Goal:
Report every line in the listing that contains the string "nΑΠΟΛΥΤΑ".

The input:
● ● ●

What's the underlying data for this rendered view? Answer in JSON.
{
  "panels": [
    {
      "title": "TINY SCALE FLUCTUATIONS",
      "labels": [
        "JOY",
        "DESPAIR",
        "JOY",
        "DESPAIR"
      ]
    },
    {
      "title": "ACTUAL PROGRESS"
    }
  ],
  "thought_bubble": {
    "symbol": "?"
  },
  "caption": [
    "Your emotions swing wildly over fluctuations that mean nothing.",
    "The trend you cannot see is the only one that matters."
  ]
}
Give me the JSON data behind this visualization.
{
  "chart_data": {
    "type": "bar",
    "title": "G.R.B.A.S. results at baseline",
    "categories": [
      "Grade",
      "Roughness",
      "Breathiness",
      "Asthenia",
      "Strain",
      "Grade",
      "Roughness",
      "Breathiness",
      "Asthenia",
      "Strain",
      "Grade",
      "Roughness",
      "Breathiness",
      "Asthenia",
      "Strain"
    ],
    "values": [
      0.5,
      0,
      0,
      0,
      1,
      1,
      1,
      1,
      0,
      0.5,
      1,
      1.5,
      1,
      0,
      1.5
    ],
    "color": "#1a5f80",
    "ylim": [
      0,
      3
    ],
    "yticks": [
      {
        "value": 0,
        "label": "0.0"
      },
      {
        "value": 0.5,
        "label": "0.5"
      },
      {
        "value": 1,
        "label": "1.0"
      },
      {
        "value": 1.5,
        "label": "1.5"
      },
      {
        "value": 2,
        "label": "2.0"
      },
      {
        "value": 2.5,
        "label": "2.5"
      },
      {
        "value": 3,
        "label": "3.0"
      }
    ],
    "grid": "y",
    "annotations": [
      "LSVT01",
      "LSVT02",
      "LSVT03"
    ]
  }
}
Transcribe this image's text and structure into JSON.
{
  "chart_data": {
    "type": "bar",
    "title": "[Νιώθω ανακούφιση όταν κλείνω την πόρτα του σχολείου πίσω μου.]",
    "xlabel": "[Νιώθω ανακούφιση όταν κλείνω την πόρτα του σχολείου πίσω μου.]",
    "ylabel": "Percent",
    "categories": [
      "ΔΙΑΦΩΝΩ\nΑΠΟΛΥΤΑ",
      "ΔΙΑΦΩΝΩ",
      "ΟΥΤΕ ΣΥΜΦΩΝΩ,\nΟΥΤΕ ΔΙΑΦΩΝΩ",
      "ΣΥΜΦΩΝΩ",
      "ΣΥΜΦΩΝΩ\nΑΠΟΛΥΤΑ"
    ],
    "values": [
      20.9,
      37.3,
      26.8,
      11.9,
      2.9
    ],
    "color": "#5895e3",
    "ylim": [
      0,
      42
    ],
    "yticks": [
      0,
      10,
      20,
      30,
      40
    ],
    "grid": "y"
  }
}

● ● ●

Problem solution:
      "ΔΙΑΦΩΝΩ\nΑΠΟΛΥΤΑ",
      "ΣΥΜΦΩΝΩ\nΑΠΟΛΥΤΑ"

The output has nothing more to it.